## START ITEMS
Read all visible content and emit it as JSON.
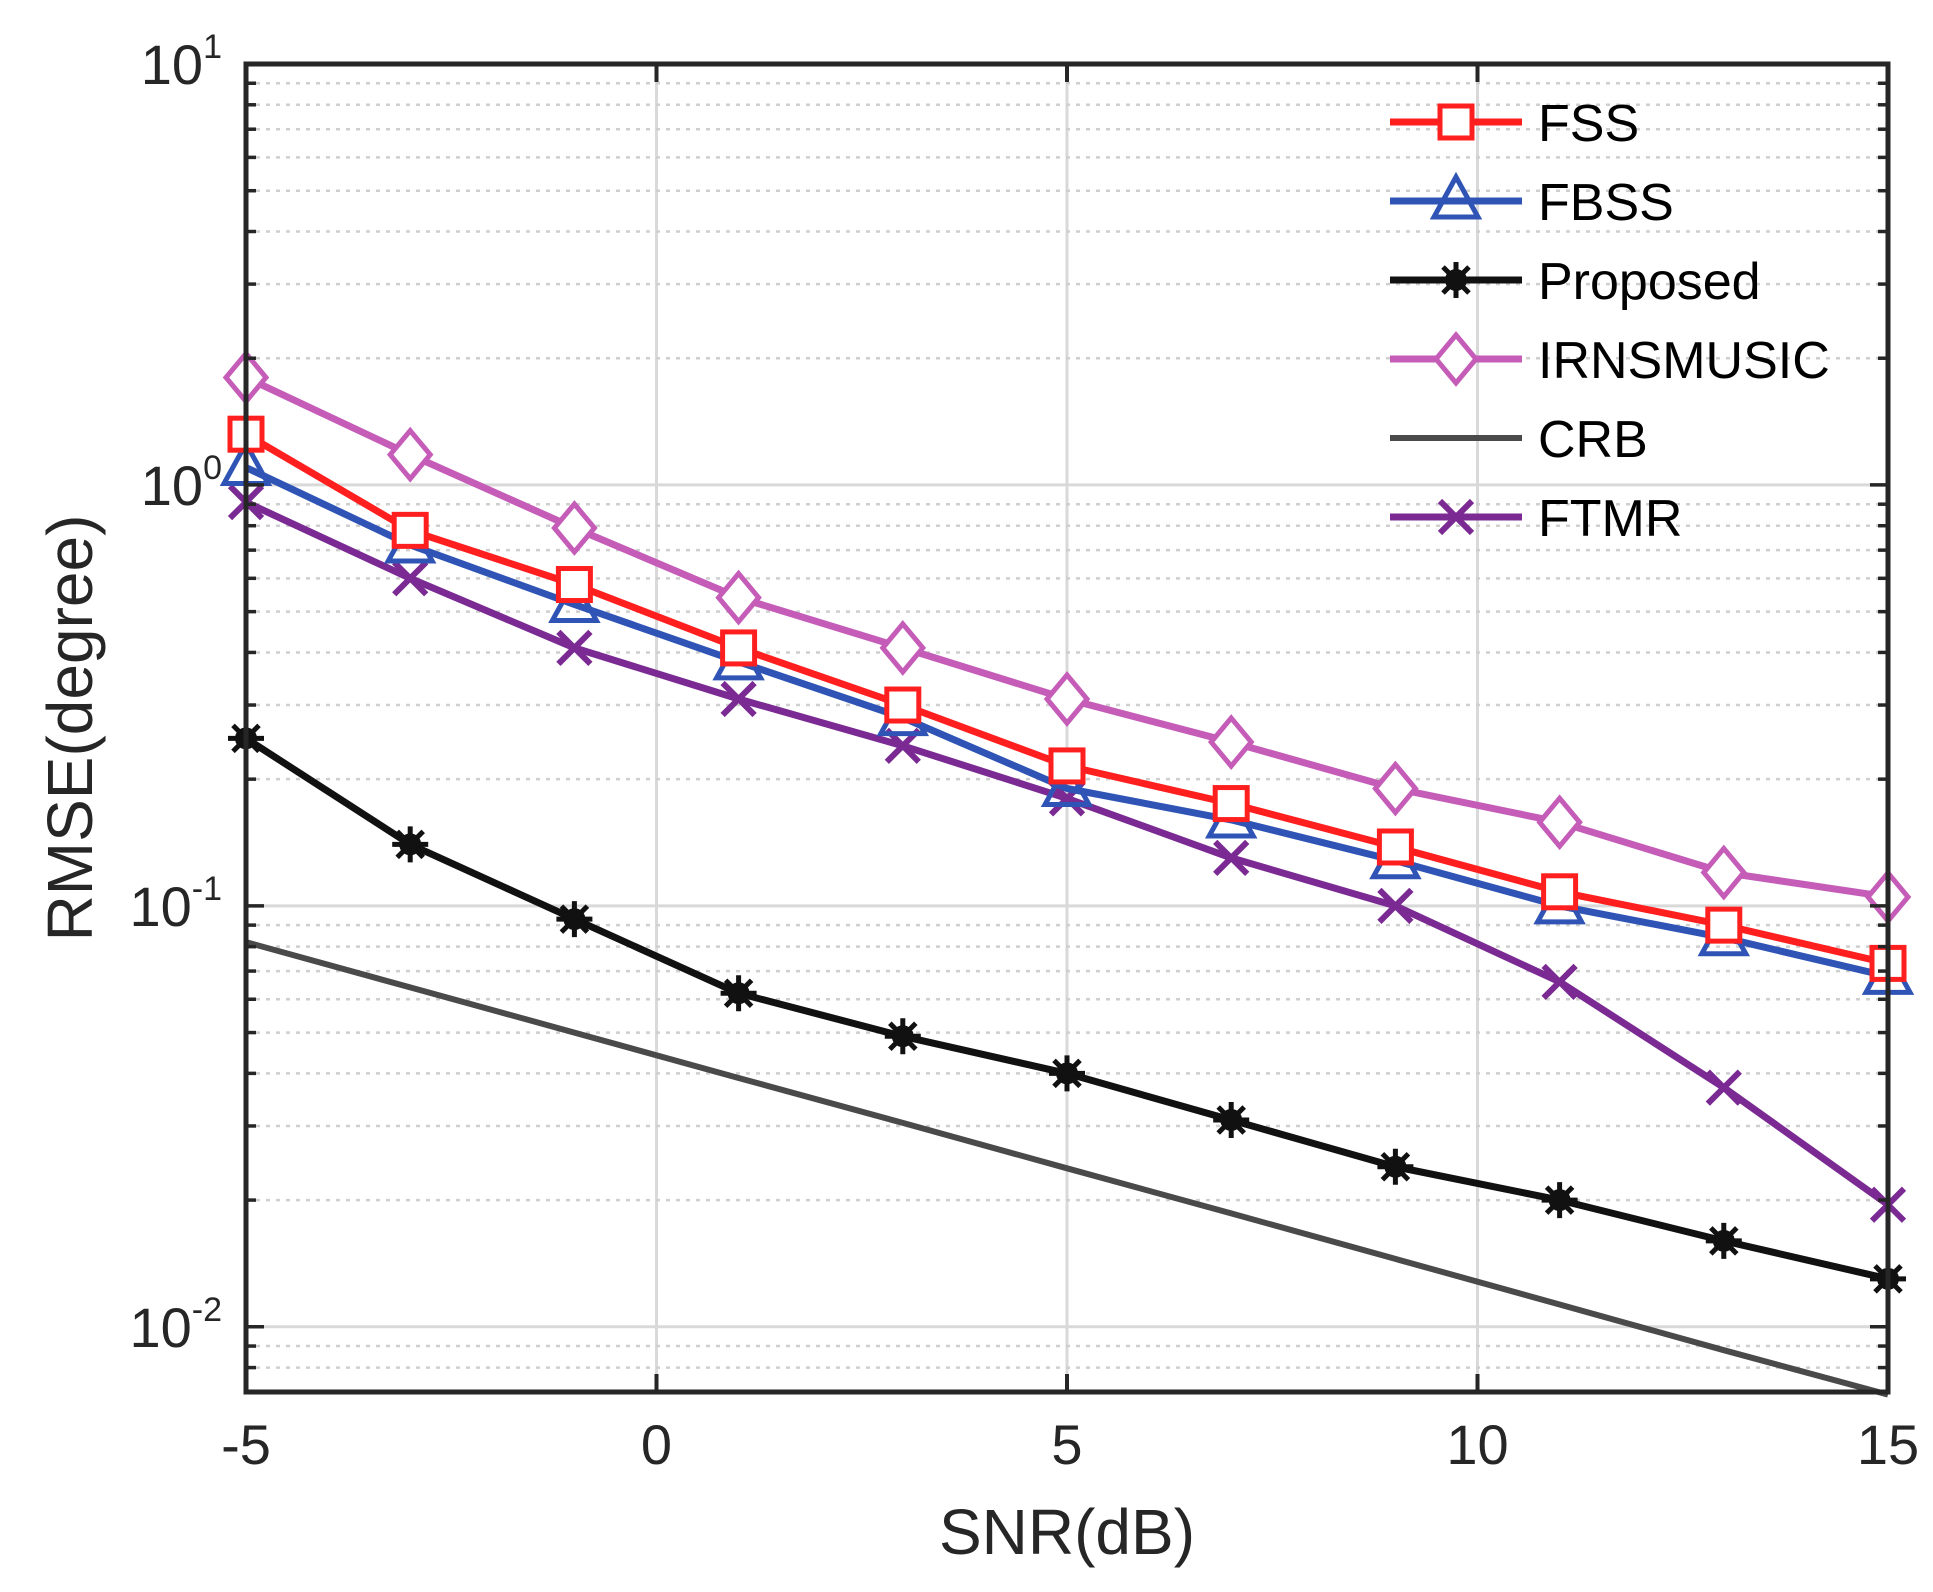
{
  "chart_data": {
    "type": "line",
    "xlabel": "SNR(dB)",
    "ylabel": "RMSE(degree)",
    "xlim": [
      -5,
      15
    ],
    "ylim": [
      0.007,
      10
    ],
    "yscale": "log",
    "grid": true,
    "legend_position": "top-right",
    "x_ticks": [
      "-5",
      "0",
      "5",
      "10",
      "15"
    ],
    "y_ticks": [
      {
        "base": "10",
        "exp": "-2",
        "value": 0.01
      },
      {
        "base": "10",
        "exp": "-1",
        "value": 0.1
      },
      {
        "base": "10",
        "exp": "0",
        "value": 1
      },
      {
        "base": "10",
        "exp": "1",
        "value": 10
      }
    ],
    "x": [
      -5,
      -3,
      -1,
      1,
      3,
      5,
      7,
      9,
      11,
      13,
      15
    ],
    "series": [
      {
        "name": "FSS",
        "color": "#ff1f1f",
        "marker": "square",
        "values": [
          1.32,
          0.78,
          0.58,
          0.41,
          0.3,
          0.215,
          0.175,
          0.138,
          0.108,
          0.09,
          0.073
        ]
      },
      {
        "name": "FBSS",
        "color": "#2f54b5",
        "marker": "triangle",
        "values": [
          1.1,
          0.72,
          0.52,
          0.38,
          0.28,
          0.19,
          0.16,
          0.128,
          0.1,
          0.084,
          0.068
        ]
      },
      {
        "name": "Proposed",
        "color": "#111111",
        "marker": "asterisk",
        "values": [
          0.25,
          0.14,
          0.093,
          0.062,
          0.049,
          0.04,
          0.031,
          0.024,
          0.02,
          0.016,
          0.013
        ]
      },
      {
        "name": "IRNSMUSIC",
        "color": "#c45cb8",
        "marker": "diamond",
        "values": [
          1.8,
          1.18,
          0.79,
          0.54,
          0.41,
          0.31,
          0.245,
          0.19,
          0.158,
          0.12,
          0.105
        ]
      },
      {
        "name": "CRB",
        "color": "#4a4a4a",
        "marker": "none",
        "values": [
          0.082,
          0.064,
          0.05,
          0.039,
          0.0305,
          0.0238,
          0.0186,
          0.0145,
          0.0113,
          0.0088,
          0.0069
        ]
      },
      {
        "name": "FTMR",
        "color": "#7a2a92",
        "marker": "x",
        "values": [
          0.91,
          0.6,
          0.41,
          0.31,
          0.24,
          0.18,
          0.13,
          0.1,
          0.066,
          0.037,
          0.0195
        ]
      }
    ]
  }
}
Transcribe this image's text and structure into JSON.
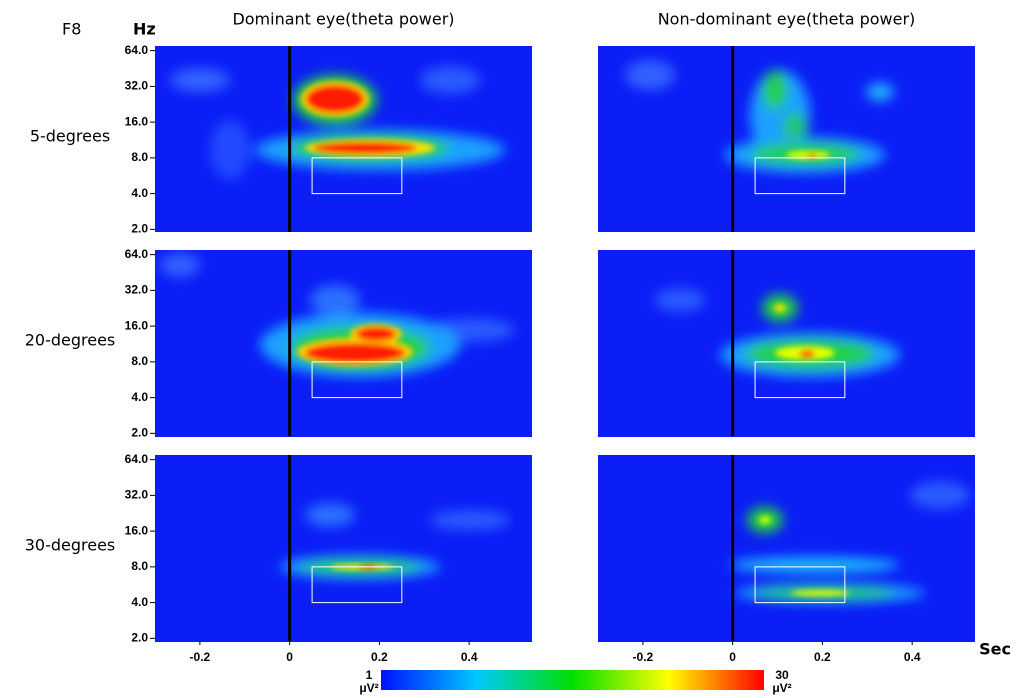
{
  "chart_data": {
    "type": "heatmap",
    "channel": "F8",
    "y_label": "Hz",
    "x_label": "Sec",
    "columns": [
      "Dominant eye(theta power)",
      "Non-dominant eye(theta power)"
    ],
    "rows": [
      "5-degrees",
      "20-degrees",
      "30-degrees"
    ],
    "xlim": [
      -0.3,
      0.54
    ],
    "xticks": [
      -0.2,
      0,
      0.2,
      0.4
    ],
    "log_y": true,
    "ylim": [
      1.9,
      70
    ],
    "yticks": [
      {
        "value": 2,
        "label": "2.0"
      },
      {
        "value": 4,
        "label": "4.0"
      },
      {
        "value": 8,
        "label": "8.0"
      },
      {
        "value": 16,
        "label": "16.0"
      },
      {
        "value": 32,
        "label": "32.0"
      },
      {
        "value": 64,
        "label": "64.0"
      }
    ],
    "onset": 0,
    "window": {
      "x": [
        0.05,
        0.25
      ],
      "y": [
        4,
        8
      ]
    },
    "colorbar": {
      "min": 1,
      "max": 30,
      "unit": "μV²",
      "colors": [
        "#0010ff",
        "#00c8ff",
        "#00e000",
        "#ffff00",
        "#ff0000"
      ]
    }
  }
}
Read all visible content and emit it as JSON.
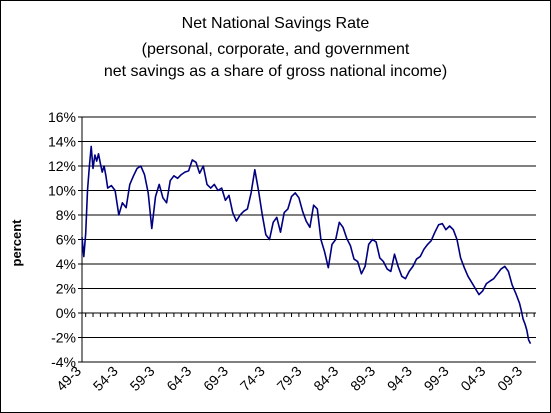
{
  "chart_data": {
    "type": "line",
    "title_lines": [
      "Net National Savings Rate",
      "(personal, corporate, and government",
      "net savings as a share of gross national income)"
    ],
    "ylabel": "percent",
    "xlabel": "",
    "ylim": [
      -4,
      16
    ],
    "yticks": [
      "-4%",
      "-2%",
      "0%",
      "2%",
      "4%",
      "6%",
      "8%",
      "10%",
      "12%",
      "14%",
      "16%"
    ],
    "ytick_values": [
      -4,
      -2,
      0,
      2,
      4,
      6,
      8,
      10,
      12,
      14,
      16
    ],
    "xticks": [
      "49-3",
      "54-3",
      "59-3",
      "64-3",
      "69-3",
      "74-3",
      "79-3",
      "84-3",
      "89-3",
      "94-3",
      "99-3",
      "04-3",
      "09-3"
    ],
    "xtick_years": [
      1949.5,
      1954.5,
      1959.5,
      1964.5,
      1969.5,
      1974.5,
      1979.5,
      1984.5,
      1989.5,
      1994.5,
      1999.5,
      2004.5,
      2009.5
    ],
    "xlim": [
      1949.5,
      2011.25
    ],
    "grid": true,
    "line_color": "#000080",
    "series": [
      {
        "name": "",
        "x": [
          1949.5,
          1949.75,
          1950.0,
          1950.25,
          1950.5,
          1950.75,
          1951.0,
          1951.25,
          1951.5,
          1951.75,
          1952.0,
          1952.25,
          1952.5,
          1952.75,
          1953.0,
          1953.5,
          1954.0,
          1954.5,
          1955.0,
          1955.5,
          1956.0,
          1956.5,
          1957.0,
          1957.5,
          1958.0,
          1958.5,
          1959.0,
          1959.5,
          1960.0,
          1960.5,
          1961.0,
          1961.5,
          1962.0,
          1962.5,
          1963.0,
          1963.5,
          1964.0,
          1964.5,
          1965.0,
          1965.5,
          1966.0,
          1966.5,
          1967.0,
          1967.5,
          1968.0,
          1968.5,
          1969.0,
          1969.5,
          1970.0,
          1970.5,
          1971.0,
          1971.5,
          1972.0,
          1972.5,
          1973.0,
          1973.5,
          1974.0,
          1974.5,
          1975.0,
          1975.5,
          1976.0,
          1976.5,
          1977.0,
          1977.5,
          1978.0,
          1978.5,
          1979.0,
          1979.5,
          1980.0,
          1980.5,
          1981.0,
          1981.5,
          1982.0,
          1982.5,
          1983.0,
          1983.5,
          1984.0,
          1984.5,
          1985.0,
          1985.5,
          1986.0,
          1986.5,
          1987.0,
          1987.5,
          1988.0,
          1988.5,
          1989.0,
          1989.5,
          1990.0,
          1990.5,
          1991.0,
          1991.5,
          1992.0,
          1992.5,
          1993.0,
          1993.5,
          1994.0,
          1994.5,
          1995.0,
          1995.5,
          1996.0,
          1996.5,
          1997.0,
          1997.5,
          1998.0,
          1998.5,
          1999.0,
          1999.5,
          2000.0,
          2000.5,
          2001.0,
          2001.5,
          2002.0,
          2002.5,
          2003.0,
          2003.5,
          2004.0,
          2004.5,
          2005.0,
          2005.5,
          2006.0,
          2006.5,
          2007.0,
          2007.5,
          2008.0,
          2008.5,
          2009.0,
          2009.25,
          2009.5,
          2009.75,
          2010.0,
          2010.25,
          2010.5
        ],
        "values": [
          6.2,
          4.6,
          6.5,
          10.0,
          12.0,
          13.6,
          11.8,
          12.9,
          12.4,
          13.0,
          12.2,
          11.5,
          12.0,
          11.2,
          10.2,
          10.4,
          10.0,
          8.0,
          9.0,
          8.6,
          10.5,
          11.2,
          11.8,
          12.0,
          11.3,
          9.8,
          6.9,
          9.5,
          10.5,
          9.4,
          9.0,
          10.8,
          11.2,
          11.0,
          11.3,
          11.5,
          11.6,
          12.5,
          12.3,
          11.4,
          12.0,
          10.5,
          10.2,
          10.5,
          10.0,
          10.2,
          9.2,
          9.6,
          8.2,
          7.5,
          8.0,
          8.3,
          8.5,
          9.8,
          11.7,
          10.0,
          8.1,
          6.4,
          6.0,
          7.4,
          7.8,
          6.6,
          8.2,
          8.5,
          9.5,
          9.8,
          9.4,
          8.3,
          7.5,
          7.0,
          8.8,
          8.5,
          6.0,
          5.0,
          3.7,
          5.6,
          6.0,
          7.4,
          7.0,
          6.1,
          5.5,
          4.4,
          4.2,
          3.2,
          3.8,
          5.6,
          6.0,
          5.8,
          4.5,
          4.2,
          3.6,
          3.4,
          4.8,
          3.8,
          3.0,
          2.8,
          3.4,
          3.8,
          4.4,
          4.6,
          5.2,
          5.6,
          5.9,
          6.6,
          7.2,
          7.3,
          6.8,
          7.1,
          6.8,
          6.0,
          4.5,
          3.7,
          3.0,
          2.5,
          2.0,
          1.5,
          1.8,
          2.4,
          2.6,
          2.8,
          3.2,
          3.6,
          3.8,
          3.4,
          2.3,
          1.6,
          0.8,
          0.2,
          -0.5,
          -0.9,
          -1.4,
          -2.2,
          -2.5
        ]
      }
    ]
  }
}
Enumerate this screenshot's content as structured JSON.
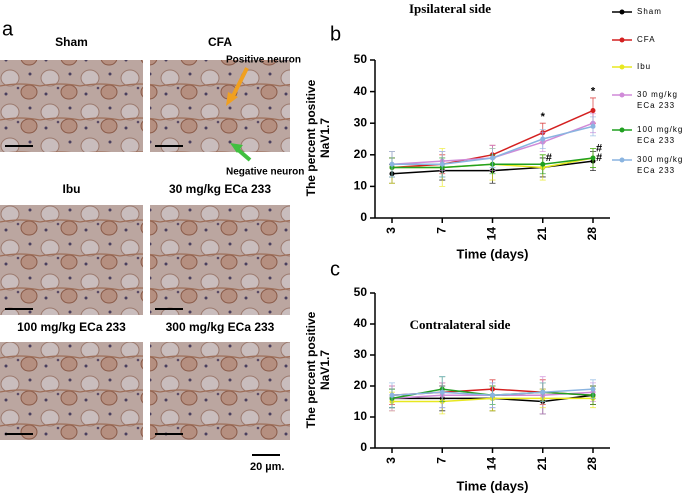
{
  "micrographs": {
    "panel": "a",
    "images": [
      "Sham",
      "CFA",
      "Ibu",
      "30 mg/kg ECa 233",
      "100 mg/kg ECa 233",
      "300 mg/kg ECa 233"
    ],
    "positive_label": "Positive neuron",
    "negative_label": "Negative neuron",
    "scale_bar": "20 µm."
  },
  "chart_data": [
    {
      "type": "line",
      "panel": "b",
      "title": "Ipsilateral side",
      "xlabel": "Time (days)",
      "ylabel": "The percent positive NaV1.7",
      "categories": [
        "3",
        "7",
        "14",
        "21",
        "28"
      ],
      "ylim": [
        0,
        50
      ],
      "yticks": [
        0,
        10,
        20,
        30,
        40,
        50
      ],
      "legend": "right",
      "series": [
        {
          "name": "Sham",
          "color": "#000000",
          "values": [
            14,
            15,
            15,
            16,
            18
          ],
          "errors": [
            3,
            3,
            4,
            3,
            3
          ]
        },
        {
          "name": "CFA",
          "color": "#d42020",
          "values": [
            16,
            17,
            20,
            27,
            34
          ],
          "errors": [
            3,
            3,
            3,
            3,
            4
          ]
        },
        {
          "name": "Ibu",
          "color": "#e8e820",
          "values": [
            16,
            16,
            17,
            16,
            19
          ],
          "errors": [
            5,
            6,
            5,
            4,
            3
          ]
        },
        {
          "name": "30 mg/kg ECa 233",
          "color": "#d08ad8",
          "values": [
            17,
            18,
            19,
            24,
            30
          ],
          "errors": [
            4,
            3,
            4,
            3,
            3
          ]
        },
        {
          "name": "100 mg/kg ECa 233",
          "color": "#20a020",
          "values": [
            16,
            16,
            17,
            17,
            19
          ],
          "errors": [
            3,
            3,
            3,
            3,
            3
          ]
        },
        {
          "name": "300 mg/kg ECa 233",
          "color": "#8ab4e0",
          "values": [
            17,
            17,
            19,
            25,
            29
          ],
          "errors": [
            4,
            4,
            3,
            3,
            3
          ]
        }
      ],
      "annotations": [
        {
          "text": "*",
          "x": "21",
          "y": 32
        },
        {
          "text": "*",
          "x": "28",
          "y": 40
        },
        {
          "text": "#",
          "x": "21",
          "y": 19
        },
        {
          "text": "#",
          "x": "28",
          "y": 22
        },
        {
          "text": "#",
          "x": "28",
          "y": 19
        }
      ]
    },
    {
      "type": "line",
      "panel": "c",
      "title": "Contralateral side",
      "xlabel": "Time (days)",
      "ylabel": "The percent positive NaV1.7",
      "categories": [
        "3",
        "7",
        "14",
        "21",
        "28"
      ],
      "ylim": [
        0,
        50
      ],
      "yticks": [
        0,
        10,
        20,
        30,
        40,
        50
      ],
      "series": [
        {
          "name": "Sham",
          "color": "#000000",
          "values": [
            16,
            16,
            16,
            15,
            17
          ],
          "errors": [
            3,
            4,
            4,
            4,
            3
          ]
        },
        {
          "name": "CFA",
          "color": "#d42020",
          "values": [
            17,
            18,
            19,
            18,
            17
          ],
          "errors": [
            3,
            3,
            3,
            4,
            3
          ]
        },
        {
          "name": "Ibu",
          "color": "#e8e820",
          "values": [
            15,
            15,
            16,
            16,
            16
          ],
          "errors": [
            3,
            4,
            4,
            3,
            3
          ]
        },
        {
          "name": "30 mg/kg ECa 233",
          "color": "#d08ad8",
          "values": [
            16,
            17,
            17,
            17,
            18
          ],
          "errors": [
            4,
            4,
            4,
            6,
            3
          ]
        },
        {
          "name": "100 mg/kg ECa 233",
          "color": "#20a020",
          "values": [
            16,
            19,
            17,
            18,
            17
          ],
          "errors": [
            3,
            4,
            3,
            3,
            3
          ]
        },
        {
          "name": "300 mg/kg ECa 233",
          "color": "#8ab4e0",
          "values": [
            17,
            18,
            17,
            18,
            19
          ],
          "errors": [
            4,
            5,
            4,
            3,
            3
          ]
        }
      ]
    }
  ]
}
## END ITEMS
EXERCISE: Make a list of all lines in the data that contain "xlabel".

FINISHED TASK:
    "xlabel": "SNR(dB)",
    "xlabel": "",
      "xlabel": "Time (days)",
      "xlabel": "Time (days)",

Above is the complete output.